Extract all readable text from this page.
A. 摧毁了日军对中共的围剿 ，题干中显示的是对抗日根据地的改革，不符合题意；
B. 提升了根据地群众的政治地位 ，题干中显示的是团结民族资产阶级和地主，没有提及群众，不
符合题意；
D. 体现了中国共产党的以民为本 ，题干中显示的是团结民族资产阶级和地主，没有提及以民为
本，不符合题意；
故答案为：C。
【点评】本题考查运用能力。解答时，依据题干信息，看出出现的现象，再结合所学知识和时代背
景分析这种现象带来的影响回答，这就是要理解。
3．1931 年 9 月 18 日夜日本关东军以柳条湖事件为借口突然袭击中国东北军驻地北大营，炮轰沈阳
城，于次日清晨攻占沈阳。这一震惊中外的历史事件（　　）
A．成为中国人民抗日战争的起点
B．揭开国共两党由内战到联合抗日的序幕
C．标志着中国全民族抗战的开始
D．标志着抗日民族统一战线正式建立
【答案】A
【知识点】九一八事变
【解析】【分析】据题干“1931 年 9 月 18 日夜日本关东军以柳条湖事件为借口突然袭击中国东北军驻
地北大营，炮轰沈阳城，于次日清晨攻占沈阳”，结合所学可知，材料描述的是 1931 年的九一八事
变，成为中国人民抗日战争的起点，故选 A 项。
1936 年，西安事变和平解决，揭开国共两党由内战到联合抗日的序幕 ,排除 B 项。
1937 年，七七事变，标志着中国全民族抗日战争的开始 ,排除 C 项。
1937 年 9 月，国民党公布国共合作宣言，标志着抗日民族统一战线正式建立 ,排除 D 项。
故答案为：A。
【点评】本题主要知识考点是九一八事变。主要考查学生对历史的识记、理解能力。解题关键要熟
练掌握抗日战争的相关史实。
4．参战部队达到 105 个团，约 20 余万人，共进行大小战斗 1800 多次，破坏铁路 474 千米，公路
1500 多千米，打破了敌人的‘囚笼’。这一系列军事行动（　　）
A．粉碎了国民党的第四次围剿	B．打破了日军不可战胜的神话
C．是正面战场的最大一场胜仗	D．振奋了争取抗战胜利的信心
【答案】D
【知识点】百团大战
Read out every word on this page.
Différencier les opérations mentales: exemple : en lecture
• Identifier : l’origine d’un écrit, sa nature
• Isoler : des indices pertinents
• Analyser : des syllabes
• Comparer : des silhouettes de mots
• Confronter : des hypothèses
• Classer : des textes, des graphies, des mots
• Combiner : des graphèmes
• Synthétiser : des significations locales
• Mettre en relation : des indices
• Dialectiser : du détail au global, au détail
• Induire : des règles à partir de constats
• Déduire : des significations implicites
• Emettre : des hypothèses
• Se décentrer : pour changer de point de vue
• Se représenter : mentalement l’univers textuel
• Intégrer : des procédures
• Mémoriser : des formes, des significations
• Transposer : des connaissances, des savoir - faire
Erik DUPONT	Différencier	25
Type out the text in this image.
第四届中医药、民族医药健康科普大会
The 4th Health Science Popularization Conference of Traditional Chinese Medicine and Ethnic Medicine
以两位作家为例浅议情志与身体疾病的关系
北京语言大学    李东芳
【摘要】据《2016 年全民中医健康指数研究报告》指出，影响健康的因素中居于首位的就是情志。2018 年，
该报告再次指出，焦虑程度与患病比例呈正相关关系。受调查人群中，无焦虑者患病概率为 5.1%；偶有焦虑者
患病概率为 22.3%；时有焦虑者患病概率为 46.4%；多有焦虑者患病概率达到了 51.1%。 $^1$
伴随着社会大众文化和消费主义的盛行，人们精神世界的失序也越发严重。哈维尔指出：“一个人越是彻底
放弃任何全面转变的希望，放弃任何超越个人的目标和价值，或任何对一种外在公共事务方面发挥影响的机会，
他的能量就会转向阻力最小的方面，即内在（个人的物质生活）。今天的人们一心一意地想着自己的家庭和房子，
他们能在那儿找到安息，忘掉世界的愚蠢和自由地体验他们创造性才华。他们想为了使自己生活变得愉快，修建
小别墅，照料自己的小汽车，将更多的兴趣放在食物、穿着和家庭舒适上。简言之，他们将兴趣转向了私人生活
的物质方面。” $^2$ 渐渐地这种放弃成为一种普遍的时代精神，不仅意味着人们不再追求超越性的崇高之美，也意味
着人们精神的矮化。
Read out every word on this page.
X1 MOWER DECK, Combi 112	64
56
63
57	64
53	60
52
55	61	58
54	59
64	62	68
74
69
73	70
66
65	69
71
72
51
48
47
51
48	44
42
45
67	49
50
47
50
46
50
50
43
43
^^^^
*Goal*: Copy every line of the entries above in which "mots" occurs.

*Solution to this task*:
• Comparer : des silhouettes de mots
• Classer : des textes, des graphies, des mots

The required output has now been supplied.